AIM >> Gather up all lines that carry the word "subtitle".

RECORD EXTRACTS >>

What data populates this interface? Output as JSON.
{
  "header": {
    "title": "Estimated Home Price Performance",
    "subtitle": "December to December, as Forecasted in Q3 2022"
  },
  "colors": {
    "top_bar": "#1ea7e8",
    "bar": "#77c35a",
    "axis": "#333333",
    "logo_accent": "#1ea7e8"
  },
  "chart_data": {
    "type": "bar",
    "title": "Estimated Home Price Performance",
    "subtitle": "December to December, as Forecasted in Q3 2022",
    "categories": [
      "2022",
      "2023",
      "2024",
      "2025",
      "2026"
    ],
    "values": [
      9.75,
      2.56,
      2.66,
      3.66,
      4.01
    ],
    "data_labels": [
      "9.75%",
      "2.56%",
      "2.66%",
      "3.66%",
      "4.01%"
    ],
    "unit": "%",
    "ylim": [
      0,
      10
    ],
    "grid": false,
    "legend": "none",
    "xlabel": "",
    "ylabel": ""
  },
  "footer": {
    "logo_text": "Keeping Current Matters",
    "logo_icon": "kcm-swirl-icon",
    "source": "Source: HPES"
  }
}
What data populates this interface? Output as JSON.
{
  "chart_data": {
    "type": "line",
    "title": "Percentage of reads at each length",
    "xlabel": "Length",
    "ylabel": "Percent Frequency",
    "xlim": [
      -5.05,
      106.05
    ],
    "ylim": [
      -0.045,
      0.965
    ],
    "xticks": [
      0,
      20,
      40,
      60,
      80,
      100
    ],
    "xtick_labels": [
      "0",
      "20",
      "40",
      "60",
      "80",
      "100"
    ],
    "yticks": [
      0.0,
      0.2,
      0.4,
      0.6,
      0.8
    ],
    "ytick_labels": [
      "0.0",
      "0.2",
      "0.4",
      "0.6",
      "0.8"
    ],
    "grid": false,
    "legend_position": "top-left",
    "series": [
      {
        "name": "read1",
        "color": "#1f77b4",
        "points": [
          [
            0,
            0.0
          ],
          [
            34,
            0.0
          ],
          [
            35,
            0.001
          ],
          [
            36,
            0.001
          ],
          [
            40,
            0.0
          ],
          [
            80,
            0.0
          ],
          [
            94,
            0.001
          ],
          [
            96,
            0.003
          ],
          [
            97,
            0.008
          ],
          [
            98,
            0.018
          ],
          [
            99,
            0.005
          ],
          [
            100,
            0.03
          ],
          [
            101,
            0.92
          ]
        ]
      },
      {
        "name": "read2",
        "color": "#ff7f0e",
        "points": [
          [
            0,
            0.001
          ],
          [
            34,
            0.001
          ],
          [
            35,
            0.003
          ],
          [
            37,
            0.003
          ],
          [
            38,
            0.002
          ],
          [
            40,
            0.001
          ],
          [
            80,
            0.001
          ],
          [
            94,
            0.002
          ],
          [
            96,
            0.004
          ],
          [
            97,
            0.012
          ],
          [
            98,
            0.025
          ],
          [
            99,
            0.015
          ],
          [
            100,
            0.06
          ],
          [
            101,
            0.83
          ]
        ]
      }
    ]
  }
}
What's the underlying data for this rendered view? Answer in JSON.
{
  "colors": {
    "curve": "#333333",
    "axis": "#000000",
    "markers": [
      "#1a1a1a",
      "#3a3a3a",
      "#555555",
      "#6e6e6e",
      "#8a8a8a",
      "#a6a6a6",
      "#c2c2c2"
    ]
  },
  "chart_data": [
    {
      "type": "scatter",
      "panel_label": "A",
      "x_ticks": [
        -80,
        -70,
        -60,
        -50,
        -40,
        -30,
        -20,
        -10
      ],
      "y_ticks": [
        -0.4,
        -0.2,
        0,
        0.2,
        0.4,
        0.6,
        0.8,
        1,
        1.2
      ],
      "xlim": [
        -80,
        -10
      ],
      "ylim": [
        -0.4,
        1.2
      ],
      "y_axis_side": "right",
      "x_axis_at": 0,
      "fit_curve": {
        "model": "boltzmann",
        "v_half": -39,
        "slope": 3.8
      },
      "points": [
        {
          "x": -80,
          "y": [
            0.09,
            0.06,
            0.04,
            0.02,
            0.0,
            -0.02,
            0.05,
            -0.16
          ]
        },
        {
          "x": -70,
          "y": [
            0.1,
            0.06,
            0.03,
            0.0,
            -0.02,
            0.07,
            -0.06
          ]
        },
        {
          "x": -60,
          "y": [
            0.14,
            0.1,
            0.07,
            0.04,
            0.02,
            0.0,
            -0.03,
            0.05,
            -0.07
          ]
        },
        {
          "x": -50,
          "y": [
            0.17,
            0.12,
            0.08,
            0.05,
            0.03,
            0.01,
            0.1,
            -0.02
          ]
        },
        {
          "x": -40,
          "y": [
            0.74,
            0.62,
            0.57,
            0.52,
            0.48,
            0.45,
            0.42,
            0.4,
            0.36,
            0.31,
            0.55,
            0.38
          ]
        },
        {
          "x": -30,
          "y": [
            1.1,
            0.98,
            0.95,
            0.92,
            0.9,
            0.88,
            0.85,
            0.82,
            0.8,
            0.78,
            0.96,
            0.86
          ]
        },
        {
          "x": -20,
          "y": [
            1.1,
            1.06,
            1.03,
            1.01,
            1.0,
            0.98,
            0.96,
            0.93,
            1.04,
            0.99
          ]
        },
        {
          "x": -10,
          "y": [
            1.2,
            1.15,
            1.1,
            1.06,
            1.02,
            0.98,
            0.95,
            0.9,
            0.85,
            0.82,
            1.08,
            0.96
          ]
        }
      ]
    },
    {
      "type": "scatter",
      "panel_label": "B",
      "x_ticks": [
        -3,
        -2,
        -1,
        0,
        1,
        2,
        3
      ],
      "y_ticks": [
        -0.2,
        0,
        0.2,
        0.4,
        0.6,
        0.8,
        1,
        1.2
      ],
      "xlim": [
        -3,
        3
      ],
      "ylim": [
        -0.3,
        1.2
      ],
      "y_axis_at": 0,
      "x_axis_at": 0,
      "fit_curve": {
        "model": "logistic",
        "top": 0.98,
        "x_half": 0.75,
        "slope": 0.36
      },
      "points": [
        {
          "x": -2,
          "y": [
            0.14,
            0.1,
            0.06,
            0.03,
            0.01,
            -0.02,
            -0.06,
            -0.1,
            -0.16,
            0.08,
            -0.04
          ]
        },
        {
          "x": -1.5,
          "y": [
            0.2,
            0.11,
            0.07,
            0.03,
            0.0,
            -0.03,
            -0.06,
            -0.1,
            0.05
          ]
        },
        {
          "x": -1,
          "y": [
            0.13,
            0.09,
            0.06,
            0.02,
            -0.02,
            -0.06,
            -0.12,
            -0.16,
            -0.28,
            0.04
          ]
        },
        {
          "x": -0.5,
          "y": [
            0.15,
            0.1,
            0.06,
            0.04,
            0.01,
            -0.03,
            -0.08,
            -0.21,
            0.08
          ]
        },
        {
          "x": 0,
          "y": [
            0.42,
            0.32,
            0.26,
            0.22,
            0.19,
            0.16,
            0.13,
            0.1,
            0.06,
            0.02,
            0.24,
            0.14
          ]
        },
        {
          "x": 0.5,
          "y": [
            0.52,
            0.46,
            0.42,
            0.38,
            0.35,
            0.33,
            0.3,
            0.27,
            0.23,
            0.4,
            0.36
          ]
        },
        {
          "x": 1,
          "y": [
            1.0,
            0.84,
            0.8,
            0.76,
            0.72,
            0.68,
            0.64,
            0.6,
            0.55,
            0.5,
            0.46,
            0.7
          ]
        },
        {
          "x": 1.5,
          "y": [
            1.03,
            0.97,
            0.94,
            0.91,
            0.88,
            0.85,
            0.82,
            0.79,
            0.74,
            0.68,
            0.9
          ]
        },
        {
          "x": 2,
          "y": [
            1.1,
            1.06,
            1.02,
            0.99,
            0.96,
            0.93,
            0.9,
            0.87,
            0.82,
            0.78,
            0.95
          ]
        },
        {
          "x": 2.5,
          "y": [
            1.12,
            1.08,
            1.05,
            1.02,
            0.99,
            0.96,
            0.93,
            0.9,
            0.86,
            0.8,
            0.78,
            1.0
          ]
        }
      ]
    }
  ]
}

COMPLETED EXERCISE >>
    "subtitle": "December to December, as Forecasted in Q3 2022"
    "subtitle": "December to December, as Forecasted in Q3 2022",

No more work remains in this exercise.